# 本文抜粋
◇ ◇ ◇ ◇ ◇
ソフトバンクロボティクスが配膳ロボット「Servi」(サービィ)を公開 デニーズ、とんでん、焼肉きんぐ、コスモポリタン等が導入

ソフトバンクロボティクスは自律移動する配膳ロボット「Servi」(サービィ)を発表し、「ソフトバンクロボティクス新事業戦略発表会」にて報道関係者向けに公開した。
「Servi」は、配膳するテーブルを選んでタップすると自律的に走行して料理を運ぶロボット。人や物などの障害物を検知して避けながら移動できる。

ソフトバンクロボティクスの自動配膳ロボット「Servi」(サービィ)全景

実際に料理をテーブルに運ぶデモ

配膳したいテーブルを画面から選択するだけの簡単な操作

発表会でのデモを見ると、移動音が静かで、障害物や人の認識精度が高く、きびきびと安定して配膳できることがわかる。

■発表会でのデモ (再掲)

■障害物や人を避けて自律走行するデモ (フルバージョン)

3基の3Dカメラと、高精度なLiDARを搭載

レンタル料金は3年プランで月額99,800円(税別)。メンテナンスや故障修理費用等がこれに含まれる。


「ソフトバンクロボティクス新事業戦略発表会」には実証実験を行なったパートナーとして、デニーズ、とんでん、焼肉きんぐ、東京ペッパーパーラーなどで知られる飲食業界各社の社長や 代表取締役たちが登壇し、次々に「Servi」を導入することを表明。実証実験の成果や、実証実験を通して感じたことも紹介した。




コロナ禍で注目されるロボットによる自動化

発表会の冒頭に登壇したソフトバンクロボティクスグループCEOの冨澤氏は、コロナ禍やコロナ終息後の「ニューノーマル時代」を見据え、ロボットの役割の重要性を語った。

ソフトバンクロボティクスグループ株式会社 代表取締役社長 兼 CEO 冨澤文秀氏

同社の会話ロボット「Pepper」やAI清掃ロボット「Whiz」は東京都のすべての軽傷者保養施設で活躍していること、Pepperが来場者を検温したり、マスクの着用や手指の消毒を呼びかける「サーマルPepperパック」の発売を発表した。


また、「Whiz」は高輪ゲートウェイ駅など、全国のインフラ施設で5,000台が稼働していることを紹介した。また、「Whiz」は世界中では1万台以上が稼働、総清掃距離にして地球14周分に相当する範囲を清掃しているとして「生産が追い付かない」と語った。
◇ ◇ ◇ ◇ ◇
# データ一覧

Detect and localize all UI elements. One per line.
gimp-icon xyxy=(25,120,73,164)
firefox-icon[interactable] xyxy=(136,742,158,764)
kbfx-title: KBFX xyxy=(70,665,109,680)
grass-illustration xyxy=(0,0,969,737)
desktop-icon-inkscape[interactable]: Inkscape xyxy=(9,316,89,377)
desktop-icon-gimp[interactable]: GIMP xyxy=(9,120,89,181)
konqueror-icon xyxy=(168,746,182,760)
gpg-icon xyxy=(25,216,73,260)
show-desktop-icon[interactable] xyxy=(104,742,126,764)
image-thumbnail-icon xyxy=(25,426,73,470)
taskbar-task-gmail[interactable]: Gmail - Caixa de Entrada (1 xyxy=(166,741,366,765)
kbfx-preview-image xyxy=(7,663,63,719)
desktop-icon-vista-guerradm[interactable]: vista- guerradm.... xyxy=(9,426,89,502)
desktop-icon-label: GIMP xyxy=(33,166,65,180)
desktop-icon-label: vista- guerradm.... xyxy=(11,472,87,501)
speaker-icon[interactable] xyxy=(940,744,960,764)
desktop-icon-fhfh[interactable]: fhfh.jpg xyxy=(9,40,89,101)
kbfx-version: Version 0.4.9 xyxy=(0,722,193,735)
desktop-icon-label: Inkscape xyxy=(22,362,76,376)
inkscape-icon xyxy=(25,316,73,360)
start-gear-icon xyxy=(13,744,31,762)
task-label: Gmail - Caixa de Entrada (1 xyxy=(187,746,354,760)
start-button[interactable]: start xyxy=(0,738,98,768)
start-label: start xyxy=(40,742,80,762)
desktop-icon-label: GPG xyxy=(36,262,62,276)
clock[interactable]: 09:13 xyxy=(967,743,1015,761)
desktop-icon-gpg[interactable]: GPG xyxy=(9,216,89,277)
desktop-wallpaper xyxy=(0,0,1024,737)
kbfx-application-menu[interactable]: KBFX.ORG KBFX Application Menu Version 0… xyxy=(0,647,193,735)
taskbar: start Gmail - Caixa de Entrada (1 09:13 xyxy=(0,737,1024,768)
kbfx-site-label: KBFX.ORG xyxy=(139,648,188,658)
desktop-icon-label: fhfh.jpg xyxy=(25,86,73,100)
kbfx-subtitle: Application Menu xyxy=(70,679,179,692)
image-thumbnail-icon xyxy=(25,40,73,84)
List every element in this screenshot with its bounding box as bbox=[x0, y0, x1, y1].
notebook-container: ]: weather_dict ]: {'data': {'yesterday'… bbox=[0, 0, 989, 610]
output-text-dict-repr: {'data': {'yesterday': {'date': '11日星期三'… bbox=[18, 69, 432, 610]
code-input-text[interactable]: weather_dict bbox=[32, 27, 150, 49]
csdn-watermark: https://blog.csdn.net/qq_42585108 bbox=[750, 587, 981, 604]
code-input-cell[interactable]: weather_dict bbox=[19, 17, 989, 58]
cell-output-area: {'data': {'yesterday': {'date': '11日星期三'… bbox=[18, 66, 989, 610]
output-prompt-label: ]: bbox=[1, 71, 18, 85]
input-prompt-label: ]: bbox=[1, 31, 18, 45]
◇ ◇ ◇ ◇ ◇
# 課題の指示 A
配膳ロボットの記事の「レンタル料金は3年プランで月」から「ットの役割の重要性を語った。」までのところを書き写し、「実証実験」を「試験導入」に言い換えてください。
# 課題の指示 B
配膳ロボットの記事の最後の文に続けて、その先を書いてください。

# 解答例 A
レンタル料金は3年プランで月額99,800円(税別)。メンテナンスや故障修理費用等がこれに含まれる。


「ソフトバンクロボティクス新事業戦略発表会」には試験導入を行なったパートナーとして、デニーズ、とんでん、焼肉きんぐ、東京ペッパーパーラーなどで知られる飲食業界各社の社長や 代表取締役たちが登壇し、次々に「Servi」を導入することを表明。試験導入の成果や、試験導入を通して感じたことも紹介した。




コロナ禍で注目されるロボットによる自動化

発表会の冒頭に登壇したソフトバンクロボティクスグループCEOの冨澤氏は、コロナ禍やコロナ終息後の「ニューノーマル時代」を見据え、ロボットの役割の重要性を語った。

# 解答例 B
そして紹介したのが自律移動する配膳ロボット「Servi」。レストランや飲食店での利用を想定した自動運搬機能を持った配膳ロボットだ。


3Dカメラを3基、LiDAR等の高精度センサーを搭載して、SLAMで自律移動する。狭い通路でも走行できるよう、60cm幅にも対応する。来店客のカバン、人などを検知して避けて移動することができる。


これまで実証実験を多くの店舗で実施し、既に半年間で合わせて3000km以上を安定して走行、既に導入企業も決定している。実際、この発表会に4社の有名な飲食関連企業が参加し、実証実験の成果を紹介した。



デニーズ、コスモポリタン、とんでん、焼肉きんぐ等に導入

セブン&アイ Food Systemsは資本金30億円、2019年度売上高 738億円の巨大企業。ファミリーレストランの「デニーズ(Denny’s)」「ポッポ」などで知られる。小松社長は「少子高齢化、採用難、などの理由から今後も労働人口は減少することが予想される。人は人にしかできないことに注力し、ロボットに代替できる作業はロボットにやって欲しいと思い「Servi」を導入検討した」と語った。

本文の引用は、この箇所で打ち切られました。